>> Start RECORD LIST

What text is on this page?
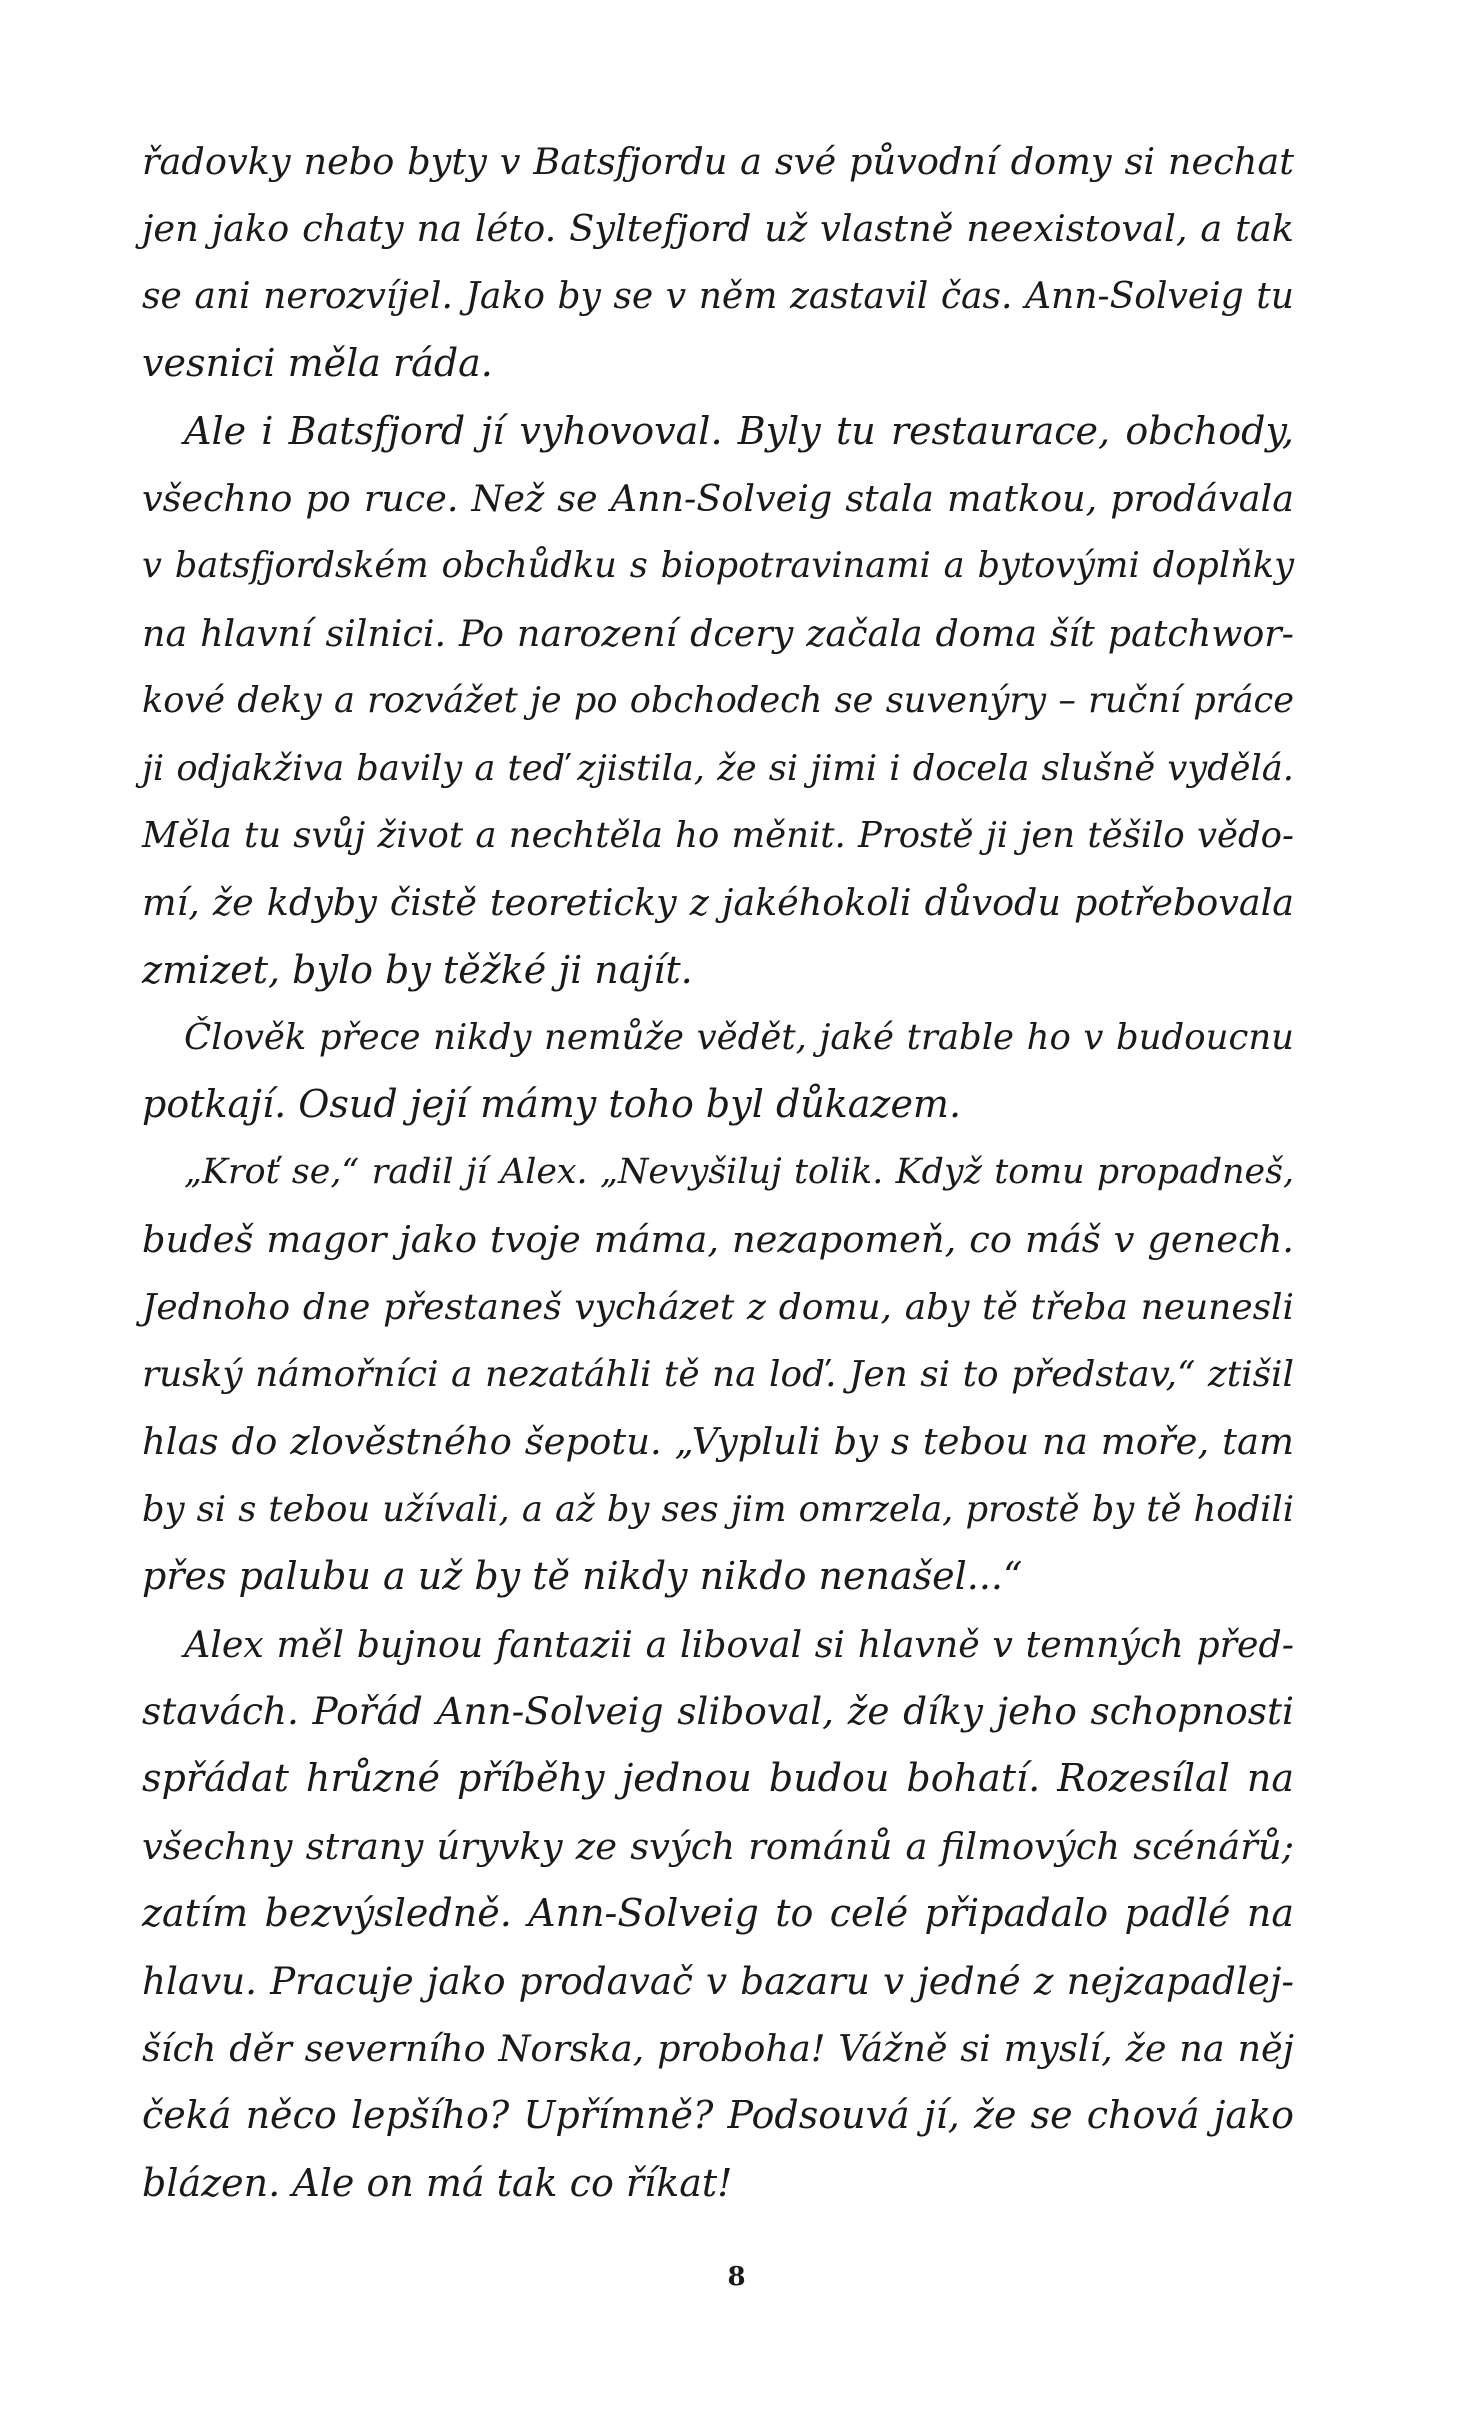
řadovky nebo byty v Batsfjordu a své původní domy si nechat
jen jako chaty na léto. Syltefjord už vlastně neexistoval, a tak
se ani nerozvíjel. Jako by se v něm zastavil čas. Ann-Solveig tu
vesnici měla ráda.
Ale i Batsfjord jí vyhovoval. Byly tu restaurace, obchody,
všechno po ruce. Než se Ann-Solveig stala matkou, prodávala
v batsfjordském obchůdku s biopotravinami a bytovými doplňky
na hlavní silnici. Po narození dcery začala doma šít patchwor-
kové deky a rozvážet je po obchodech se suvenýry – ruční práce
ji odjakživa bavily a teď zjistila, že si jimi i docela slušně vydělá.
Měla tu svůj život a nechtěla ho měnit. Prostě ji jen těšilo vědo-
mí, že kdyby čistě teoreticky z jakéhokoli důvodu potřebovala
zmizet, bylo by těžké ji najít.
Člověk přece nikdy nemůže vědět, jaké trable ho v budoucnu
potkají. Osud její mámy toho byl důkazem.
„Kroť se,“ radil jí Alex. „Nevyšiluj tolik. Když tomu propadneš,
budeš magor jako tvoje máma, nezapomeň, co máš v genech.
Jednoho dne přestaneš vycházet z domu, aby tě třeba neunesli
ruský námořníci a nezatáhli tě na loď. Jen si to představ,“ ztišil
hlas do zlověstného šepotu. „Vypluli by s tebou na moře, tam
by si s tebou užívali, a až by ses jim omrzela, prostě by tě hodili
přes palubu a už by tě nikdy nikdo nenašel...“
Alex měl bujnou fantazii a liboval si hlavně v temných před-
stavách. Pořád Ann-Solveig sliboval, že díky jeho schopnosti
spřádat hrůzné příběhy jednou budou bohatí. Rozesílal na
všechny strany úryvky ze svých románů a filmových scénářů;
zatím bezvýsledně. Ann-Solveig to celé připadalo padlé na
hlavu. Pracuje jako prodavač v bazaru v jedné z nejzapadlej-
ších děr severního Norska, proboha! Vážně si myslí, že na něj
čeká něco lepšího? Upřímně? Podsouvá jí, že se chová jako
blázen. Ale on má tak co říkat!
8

>> End RECORD LIST
>> Start RECORD LIST

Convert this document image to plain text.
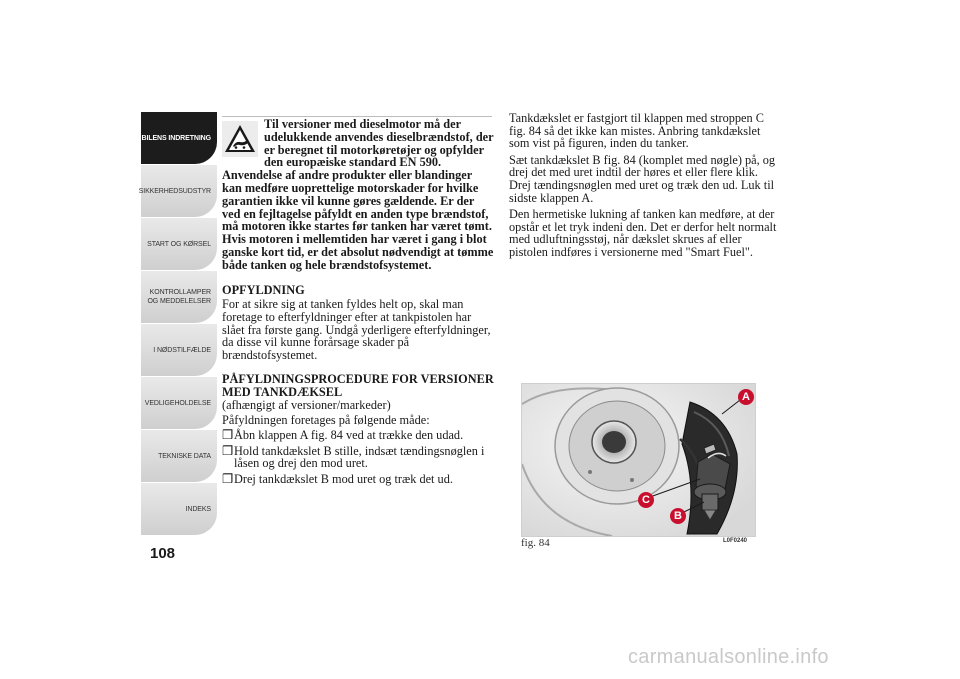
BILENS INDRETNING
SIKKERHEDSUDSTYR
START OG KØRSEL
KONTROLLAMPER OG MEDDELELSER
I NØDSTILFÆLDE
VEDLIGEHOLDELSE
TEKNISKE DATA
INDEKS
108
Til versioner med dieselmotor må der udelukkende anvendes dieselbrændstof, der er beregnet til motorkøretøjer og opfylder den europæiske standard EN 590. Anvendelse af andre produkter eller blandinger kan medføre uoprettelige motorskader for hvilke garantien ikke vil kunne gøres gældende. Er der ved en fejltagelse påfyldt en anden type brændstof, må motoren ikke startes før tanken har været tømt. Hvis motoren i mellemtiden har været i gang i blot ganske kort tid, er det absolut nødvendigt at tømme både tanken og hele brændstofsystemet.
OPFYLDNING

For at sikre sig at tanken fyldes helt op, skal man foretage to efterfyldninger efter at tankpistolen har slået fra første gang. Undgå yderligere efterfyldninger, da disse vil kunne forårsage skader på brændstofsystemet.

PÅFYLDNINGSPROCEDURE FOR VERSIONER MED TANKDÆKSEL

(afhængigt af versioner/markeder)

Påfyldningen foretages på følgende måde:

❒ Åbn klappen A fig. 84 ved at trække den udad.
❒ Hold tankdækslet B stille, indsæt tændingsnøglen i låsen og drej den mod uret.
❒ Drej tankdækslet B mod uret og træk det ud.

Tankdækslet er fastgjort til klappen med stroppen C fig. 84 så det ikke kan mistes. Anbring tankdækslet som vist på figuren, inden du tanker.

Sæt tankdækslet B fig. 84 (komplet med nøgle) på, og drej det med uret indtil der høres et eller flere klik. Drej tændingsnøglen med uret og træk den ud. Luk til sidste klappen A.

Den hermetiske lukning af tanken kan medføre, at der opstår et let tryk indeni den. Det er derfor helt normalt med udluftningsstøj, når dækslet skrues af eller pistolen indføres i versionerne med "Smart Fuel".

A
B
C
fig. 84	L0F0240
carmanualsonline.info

>> End RECORD LIST
>> Start RECORD LIST

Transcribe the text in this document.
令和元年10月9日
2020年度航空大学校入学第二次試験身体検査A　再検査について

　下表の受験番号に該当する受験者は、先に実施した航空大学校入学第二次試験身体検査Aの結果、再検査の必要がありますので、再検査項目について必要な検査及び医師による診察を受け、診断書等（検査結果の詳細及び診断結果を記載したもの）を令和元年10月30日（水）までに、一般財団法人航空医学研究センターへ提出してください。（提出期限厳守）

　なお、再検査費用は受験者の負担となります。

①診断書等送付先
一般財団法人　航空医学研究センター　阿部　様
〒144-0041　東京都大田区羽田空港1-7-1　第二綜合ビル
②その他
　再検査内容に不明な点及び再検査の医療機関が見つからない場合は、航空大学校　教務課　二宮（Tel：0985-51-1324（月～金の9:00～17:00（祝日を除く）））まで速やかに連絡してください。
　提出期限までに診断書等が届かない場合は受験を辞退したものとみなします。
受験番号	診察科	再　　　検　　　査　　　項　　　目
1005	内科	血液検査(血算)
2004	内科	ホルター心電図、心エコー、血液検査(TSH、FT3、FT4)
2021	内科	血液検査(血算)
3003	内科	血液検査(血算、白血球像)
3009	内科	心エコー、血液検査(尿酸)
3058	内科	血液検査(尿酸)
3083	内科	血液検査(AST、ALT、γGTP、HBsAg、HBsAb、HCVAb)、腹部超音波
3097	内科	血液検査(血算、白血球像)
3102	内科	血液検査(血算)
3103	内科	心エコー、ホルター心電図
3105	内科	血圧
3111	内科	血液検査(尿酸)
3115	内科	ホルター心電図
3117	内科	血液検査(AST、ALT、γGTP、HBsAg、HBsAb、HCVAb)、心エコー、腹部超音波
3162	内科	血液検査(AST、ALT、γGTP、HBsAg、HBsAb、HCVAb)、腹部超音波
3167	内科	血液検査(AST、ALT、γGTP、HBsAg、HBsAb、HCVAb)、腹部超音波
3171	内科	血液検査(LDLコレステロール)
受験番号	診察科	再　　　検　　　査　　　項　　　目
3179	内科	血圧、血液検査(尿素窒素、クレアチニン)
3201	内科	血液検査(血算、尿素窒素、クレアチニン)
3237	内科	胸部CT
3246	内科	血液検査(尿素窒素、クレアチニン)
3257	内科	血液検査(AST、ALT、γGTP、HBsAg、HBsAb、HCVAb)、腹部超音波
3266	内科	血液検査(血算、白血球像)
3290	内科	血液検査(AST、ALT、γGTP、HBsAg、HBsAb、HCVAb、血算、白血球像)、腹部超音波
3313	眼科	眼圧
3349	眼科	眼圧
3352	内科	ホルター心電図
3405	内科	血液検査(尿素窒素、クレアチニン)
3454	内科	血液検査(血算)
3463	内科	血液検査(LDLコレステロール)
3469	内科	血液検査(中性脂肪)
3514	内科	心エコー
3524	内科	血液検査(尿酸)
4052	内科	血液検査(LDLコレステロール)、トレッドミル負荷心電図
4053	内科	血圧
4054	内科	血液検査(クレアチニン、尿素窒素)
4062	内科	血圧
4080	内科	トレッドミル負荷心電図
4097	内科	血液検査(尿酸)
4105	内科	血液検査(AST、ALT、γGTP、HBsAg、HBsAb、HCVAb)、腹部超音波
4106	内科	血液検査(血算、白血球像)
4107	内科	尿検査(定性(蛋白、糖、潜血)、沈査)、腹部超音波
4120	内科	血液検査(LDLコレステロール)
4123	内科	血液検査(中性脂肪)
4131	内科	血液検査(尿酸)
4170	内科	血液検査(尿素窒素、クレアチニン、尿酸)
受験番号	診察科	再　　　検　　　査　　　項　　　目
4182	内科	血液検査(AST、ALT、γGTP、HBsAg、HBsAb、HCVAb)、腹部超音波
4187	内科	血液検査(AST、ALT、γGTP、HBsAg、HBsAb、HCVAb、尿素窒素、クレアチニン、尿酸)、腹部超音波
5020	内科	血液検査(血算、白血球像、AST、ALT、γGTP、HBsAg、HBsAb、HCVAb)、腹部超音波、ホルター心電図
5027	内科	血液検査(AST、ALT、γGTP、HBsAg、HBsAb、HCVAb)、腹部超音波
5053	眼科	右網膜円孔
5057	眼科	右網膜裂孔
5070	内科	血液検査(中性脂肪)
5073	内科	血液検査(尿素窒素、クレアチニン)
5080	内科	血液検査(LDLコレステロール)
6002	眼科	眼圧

>> End RECORD LIST

EXERCISE
Locate the word "tændingsnøglen" in the data above. Copy every line carrying it.

WRITTEN RESPONSE
❒ Hold tankdækslet B stille, indsæt tændingsnøglen i låsen og drej den mod uret.
Sæt tankdækslet B fig. 84 (komplet med nøgle) på, og drej det med uret indtil der høres et eller flere klik. Drej tændingsnøglen med uret og træk den ud. Luk til sidste klappen A.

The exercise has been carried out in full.